__Task goal__
Gather all lines from the material that contain "Secretions".

__Available data__
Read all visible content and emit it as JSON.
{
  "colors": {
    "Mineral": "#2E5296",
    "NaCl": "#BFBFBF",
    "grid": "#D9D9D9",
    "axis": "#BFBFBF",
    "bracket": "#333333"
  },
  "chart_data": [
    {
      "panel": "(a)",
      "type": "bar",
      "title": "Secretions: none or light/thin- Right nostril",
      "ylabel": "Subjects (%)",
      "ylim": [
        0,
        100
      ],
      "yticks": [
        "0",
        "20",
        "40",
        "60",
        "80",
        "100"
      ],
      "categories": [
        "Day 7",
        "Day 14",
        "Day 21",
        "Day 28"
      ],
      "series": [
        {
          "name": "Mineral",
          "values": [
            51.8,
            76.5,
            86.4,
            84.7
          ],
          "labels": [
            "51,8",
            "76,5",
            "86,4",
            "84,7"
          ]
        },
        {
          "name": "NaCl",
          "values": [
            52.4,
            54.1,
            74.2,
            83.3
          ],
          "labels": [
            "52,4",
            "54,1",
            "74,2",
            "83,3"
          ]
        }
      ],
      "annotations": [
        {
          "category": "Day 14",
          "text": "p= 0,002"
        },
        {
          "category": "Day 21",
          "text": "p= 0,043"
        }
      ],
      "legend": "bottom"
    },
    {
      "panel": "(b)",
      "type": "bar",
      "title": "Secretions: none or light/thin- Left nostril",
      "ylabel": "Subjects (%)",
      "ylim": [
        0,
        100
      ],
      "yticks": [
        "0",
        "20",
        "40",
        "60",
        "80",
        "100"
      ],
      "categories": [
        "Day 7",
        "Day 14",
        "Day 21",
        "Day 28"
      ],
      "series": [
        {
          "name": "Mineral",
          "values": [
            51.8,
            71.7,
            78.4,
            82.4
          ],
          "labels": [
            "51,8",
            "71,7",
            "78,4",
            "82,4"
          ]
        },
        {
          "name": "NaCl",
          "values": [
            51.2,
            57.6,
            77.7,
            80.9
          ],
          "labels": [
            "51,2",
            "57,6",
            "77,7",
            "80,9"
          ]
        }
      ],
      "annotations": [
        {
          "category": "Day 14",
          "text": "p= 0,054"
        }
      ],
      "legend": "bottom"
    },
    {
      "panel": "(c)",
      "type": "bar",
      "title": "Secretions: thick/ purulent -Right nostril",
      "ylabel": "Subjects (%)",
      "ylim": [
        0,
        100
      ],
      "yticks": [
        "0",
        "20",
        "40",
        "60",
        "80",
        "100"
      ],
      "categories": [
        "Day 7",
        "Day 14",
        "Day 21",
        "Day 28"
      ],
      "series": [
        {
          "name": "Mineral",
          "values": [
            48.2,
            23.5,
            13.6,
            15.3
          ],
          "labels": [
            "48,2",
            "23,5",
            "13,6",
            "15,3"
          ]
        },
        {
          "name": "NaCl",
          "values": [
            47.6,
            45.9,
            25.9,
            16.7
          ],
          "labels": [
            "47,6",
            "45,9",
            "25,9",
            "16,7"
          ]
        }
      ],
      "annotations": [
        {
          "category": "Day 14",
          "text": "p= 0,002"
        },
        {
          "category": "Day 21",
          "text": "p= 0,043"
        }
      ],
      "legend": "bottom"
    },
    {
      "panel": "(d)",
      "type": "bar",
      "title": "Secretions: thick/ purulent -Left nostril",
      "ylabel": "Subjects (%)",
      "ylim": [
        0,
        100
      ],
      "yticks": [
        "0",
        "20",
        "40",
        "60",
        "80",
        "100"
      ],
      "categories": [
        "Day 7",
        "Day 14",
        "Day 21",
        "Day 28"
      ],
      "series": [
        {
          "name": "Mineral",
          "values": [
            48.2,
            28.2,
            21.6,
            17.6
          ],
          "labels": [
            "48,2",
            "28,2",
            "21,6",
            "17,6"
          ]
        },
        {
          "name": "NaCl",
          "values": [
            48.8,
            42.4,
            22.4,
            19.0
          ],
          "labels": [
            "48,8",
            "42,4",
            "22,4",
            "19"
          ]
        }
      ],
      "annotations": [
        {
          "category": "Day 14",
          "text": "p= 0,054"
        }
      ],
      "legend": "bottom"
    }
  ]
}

__Exercise result__
      "title": "Secretions: none or light/thin- Right nostril",
      "title": "Secretions: none or light/thin- Left nostril",
      "title": "Secretions: thick/ purulent -Right nostril",
      "title": "Secretions: thick/ purulent -Left nostril",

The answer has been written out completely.